SHORT EXERCISE>
Reproduce every entry exactly as shown.

-=-=-

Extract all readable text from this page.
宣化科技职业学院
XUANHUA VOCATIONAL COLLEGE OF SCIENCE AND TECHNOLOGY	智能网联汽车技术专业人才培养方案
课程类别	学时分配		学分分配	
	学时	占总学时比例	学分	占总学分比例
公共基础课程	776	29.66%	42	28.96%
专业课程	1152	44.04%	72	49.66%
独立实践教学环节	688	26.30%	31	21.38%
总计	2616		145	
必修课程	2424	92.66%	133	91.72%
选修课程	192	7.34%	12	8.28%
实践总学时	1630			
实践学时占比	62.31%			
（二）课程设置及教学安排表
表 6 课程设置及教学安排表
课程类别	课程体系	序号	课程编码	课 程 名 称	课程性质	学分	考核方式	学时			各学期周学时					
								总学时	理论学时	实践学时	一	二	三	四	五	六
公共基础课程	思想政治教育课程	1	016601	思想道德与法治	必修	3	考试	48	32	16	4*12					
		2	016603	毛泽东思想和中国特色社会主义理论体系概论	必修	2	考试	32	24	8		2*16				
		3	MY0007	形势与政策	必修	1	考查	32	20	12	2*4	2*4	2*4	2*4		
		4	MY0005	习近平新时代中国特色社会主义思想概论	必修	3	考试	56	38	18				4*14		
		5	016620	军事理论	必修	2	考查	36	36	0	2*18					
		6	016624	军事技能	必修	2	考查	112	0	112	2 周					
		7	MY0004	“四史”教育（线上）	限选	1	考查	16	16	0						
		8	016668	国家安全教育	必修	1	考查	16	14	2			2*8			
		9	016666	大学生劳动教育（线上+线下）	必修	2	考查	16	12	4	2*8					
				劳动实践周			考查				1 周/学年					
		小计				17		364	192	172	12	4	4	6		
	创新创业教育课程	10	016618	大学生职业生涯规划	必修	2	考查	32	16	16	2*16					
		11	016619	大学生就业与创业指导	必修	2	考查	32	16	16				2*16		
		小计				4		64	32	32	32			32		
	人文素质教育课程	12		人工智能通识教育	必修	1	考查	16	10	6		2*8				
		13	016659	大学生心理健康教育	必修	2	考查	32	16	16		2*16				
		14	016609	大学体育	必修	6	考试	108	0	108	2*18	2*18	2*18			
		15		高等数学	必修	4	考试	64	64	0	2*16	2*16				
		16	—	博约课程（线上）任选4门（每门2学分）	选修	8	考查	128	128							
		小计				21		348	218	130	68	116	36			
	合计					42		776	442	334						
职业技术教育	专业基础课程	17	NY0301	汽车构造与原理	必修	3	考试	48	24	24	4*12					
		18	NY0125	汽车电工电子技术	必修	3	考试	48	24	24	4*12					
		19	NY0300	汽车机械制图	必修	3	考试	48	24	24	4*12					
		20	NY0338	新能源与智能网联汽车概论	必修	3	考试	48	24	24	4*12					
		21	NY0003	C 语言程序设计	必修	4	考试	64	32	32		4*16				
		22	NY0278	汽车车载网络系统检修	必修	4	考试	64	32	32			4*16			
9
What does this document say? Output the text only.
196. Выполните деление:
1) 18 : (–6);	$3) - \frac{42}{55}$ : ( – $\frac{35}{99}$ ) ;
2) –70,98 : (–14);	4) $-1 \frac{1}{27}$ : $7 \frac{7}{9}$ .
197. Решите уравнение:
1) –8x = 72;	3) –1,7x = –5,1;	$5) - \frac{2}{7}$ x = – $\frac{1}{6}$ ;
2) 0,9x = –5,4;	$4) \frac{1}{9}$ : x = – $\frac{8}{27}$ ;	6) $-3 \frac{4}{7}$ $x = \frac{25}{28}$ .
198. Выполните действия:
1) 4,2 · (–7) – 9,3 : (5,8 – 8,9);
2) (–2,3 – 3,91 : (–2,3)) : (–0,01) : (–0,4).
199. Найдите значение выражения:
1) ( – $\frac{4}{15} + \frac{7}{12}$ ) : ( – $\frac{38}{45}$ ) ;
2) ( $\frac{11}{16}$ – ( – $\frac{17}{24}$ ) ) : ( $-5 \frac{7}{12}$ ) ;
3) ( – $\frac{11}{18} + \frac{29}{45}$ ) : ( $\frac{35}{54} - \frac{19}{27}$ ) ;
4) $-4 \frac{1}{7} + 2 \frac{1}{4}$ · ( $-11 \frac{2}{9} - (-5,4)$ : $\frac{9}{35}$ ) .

-=-=-

ANSWER TO THIS PROBLEM>
Extract all readable text from this page.
宣化科技职业学院
XUANHUA VOCATIONAL COLLEGE OF SCIENCE AND TECHNOLOGY	智能网联汽车技术专业人才培养方案
课程类别	学时分配		学分分配	
	学时	占总学时比例	学分	占总学分比例
公共基础课程	776	29.66%	42	28.96%
专业课程	1152	44.04%	72	49.66%
独立实践教学环节	688	26.30%	31	21.38%
总计	2616		145	
必修课程	2424	92.66%	133	91.72%
选修课程	192	7.34%	12	8.28%
实践总学时	1630			
实践学时占比	62.31%			
（二）课程设置及教学安排表
表 6 课程设置及教学安排表
课程类别	课程体系	序号	课程编码	课 程 名 称	课程性质	学分	考核方式	学时			各学期周学时					
								总学时	理论学时	实践学时	一	二	三	四	五	六
公共基础课程	思想政治教育课程	1	016601	思想道德与法治	必修	3	考试	48	32	16	4*12					
		2	016603	毛泽东思想和中国特色社会主义理论体系概论	必修	2	考试	32	24	8		2*16				
		3	MY0007	形势与政策	必修	1	考查	32	20	12	2*4	2*4	2*4	2*4		
		4	MY0005	习近平新时代中国特色社会主义思想概论	必修	3	考试	56	38	18				4*14		
		5	016620	军事理论	必修	2	考查	36	36	0	2*18					
		6	016624	军事技能	必修	2	考查	112	0	112	2 周					
		7	MY0004	“四史”教育（线上）	限选	1	考查	16	16	0						
		8	016668	国家安全教育	必修	1	考查	16	14	2			2*8			
		9	016666	大学生劳动教育（线上+线下）	必修	2	考查	16	12	4	2*8					
				劳动实践周			考查				1 周/学年					
		小计				17		364	192	172	12	4	4	6		
	创新创业教育课程	10	016618	大学生职业生涯规划	必修	2	考查	32	16	16	2*16					
		11	016619	大学生就业与创业指导	必修	2	考查	32	16	16				2*16		
		小计				4		64	32	32	32			32		
	人文素质教育课程	12		人工智能通识教育	必修	1	考查	16	10	6		2*8				
		13	016659	大学生心理健康教育	必修	2	考查	32	16	16		2*16				
		14	016609	大学体育	必修	6	考试	108	0	108	2*18	2*18	2*18			
		15		高等数学	必修	4	考试	64	64	0	2*16	2*16				
		16	—	博约课程（线上）任选4门（每门2学分）	选修	8	考查	128	128							
		小计				21		348	218	130	68	116	36			
	合计					42		776	442	334						
职业技术教育	专业基础课程	17	NY0301	汽车构造与原理	必修	3	考试	48	24	24	4*12					
		18	NY0125	汽车电工电子技术	必修	3	考试	48	24	24	4*12					
		19	NY0300	汽车机械制图	必修	3	考试	48	24	24	4*12					
		20	NY0338	新能源与智能网联汽车概论	必修	3	考试	48	24	24	4*12					
		21	NY0003	C 语言程序设计	必修	4	考试	64	32	32		4*16				
		22	NY0278	汽车车载网络系统检修	必修	4	考试	64	32	32			4*16			
9
What does this document say? Output the text only.
196. Выполните деление:
1) 18 : (–6);	$3) - \frac{42}{55}$ : ( – $\frac{35}{99}$ ) ;
2) –70,98 : (–14);	4) $-1 \frac{1}{27}$ : $7 \frac{7}{9}$ .
197. Решите уравнение:
1) –8x = 72;	3) –1,7x = –5,1;	$5) - \frac{2}{7}$ x = – $\frac{1}{6}$ ;
2) 0,9x = –5,4;	$4) \frac{1}{9}$ : x = – $\frac{8}{27}$ ;	6) $-3 \frac{4}{7}$ $x = \frac{25}{28}$ .
198. Выполните действия:
1) 4,2 · (–7) – 9,3 : (5,8 – 8,9);
2) (–2,3 – 3,91 : (–2,3)) : (–0,01) : (–0,4).
199. Найдите значение выражения:
1) ( – $\frac{4}{15} + \frac{7}{12}$ ) : ( – $\frac{38}{45}$ ) ;
2) ( $\frac{11}{16}$ – ( – $\frac{17}{24}$ ) ) : ( $-5 \frac{7}{12}$ ) ;
3) ( – $\frac{11}{18} + \frac{29}{45}$ ) : ( $\frac{35}{54} - \frac{19}{27}$ ) ;
4) $-4 \frac{1}{7} + 2 \frac{1}{4}$ · ( $-11 \frac{2}{9} - (-5,4)$ : $\frac{9}{35}$ ) .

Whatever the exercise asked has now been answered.